**Work to be completed**:
Extract the text of each entry below exactly, leaving every image behind.
━━ Records shown
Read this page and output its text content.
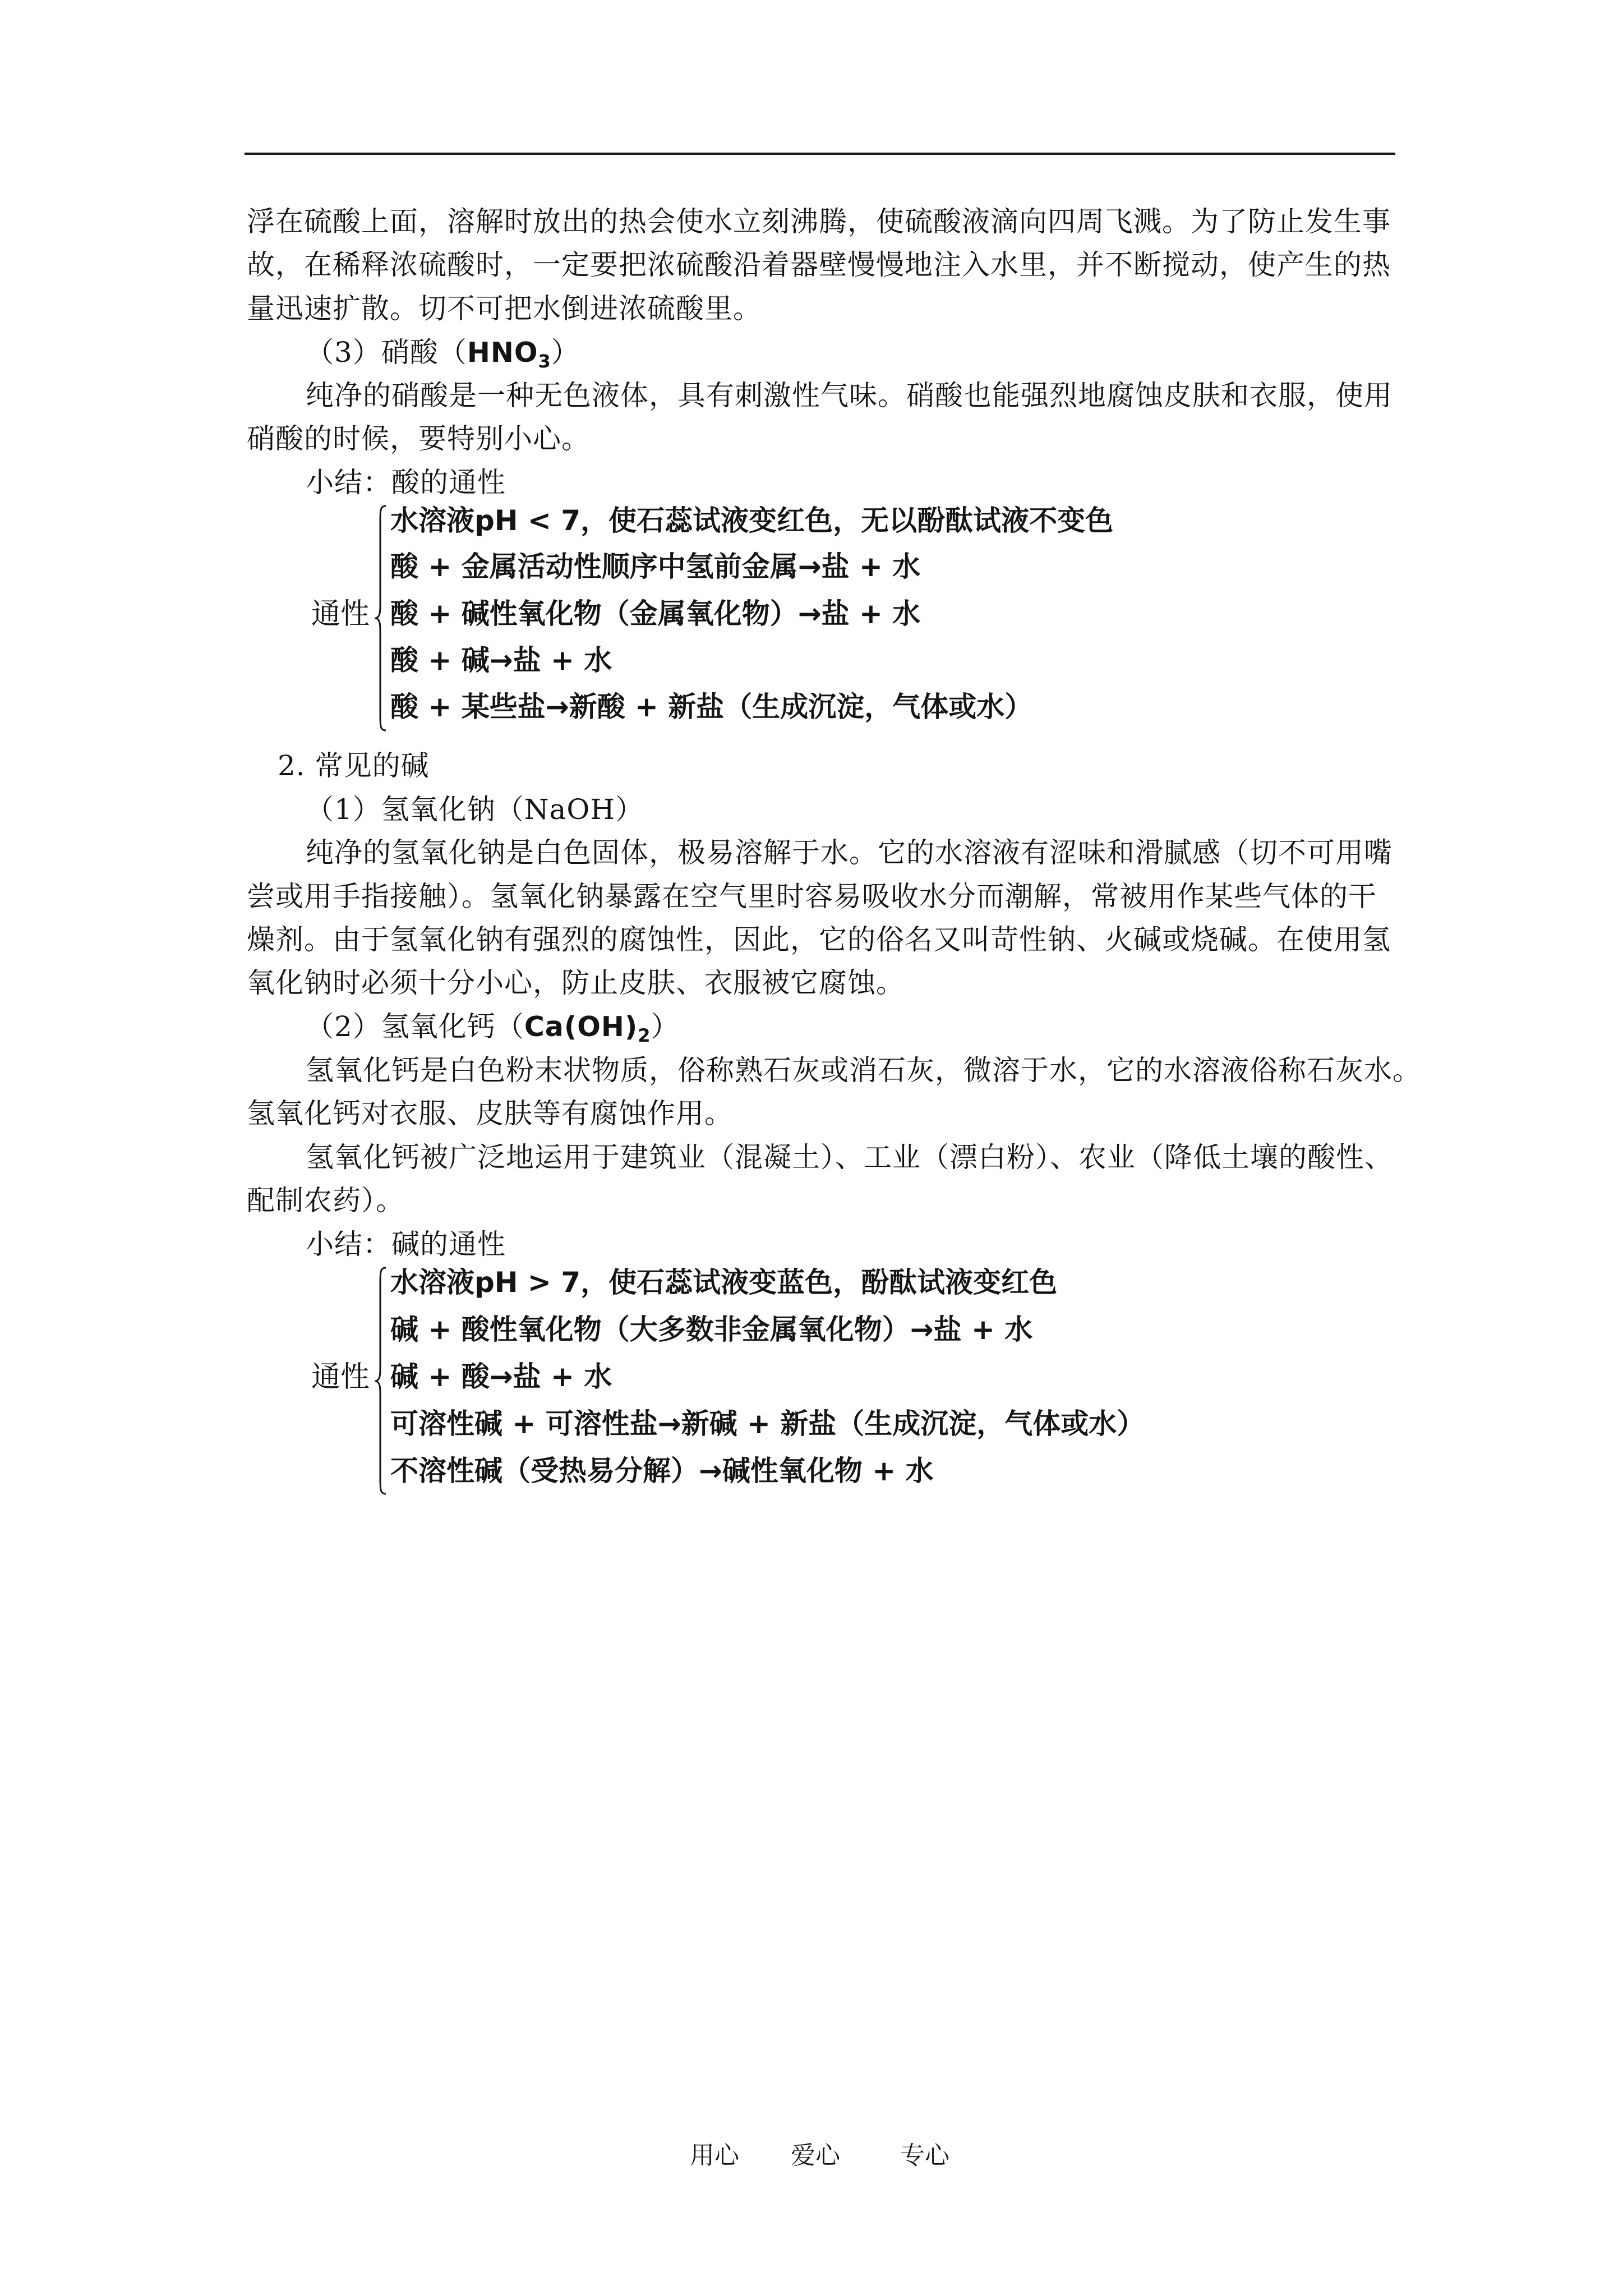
浮在硫酸上面，溶解时放出的热会使水立刻沸腾，使硫酸液滴向四周飞溅。为了防止发生事
故，在稀释浓硫酸时，一定要把浓硫酸沿着器壁慢慢地注入水里，并不断搅动，使产生的热
量迅速扩散。切不可把水倒进浓硫酸里。
（3）硝酸$(HNO_3)$
纯净的硝酸是一种无色液体，具有刺激性气味。硝酸也能强烈地腐蚀皮肤和衣服，使用
硝酸的时候，要特别小心。
小结：酸的通性
通性
水溶液pH < 7，使石蕊试液变红色，无以酚酞试液不变色
酸 + 金属活动性顺序中氢前金属→盐 + 水
酸 + 碱性氧化物（金属氧化物）→盐 + 水
酸 + 碱→盐 + 水
酸 + 某些盐→新酸 + 新盐（生成沉淀，气体或水）
2. 常见的碱
（1）氢氧化钠（NaOH）
纯净的氢氧化钠是白色固体，极易溶解于水。它的水溶液有涩味和滑腻感（切不可用嘴
尝或用手指接触）。氢氧化钠暴露在空气里时容易吸收水分而潮解，常被用作某些气体的干
燥剂。由于氢氧化钠有强烈的腐蚀性，因此，它的俗名又叫苛性钠、火碱或烧碱。在使用氢
氧化钠时必须十分小心，防止皮肤、衣服被它腐蚀。
（2）氢氧化钙$(Ca(OH)_2)$
氢氧化钙是白色粉末状物质，俗称熟石灰或消石灰，微溶于水，它的水溶液俗称石灰水。
氢氧化钙对衣服、皮肤等有腐蚀作用。
氢氧化钙被广泛地运用于建筑业（混凝土）、工业（漂白粉）、农业（降低土壤的酸性、
配制农药）。
小结：碱的通性
通性
水溶液pH > 7，使石蕊试液变蓝色，酚酞试液变红色
碱 + 酸性氧化物（大多数非金属氧化物）→盐 + 水
碱 + 酸→盐 + 水
可溶性碱 + 可溶性盐→新碱 + 新盐（生成沉淀，气体或水）
不溶性碱（受热易分解）→碱性氧化物 + 水
用心 爱心 专心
━━━━
**Problem solution**:
Read this page and output its text content.
浮在硫酸上面，溶解时放出的热会使水立刻沸腾，使硫酸液滴向四周飞溅。为了防止发生事
故，在稀释浓硫酸时，一定要把浓硫酸沿着器壁慢慢地注入水里，并不断搅动，使产生的热
量迅速扩散。切不可把水倒进浓硫酸里。
（3）硝酸$(HNO_3)$
纯净的硝酸是一种无色液体，具有刺激性气味。硝酸也能强烈地腐蚀皮肤和衣服，使用
硝酸的时候，要特别小心。
小结：酸的通性
通性
水溶液pH < 7，使石蕊试液变红色，无以酚酞试液不变色
酸 + 金属活动性顺序中氢前金属→盐 + 水
酸 + 碱性氧化物（金属氧化物）→盐 + 水
酸 + 碱→盐 + 水
酸 + 某些盐→新酸 + 新盐（生成沉淀，气体或水）
2. 常见的碱
（1）氢氧化钠（NaOH）
纯净的氢氧化钠是白色固体，极易溶解于水。它的水溶液有涩味和滑腻感（切不可用嘴
尝或用手指接触）。氢氧化钠暴露在空气里时容易吸收水分而潮解，常被用作某些气体的干
燥剂。由于氢氧化钠有强烈的腐蚀性，因此，它的俗名又叫苛性钠、火碱或烧碱。在使用氢
氧化钠时必须十分小心，防止皮肤、衣服被它腐蚀。
（2）氢氧化钙$(Ca(OH)_2)$
氢氧化钙是白色粉末状物质，俗称熟石灰或消石灰，微溶于水，它的水溶液俗称石灰水。
氢氧化钙对衣服、皮肤等有腐蚀作用。
氢氧化钙被广泛地运用于建筑业（混凝土）、工业（漂白粉）、农业（降低土壤的酸性、
配制农药）。
小结：碱的通性
通性
水溶液pH > 7，使石蕊试液变蓝色，酚酞试液变红色
碱 + 酸性氧化物（大多数非金属氧化物）→盐 + 水
碱 + 酸→盐 + 水
可溶性碱 + 可溶性盐→新碱 + 新盐（生成沉淀，气体或水）
不溶性碱（受热易分解）→碱性氧化物 + 水
用心 爱心 专心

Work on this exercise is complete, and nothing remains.